Dataset entries:
---
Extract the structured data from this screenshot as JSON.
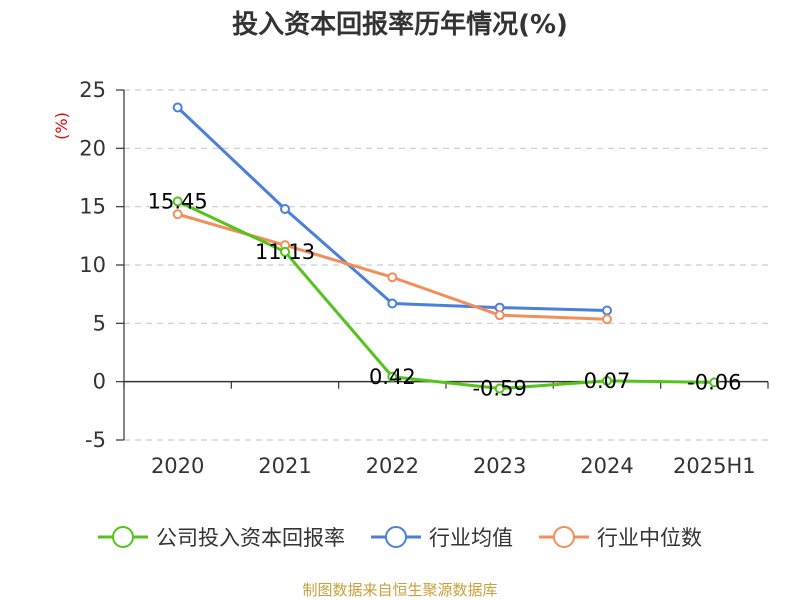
{
  "title": "投入资本回报率历年情况(%)",
  "source": "制图数据来自恒生聚源数据库",
  "chart_data": {
    "type": "line",
    "title": "投入资本回报率历年情况(%)",
    "ylabel": "(%)",
    "categories": [
      "2020",
      "2021",
      "2022",
      "2023",
      "2024",
      "2025H1"
    ],
    "ylim": [
      -5,
      25
    ],
    "yticks": [
      -5,
      0,
      5,
      10,
      15,
      20,
      25
    ],
    "grid": true,
    "legend_position": "bottom",
    "series": [
      {
        "name": "公司投入资本回报率",
        "color": "#52c41a",
        "values": [
          15.45,
          11.13,
          0.42,
          -0.59,
          0.07,
          -0.06
        ],
        "labels": [
          "15.45",
          "11.13",
          "0.42",
          "-0.59",
          "0.07",
          "-0.06"
        ]
      },
      {
        "name": "行业均值",
        "color": "#4a7fdc",
        "values": [
          23.5,
          14.8,
          6.7,
          6.35,
          6.1,
          null
        ]
      },
      {
        "name": "行业中位数",
        "color": "#f28e5a",
        "values": [
          14.35,
          11.7,
          8.95,
          5.7,
          5.35,
          null
        ]
      }
    ]
  }
}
---
The answer is a single number: how many lines include the word "color"?

3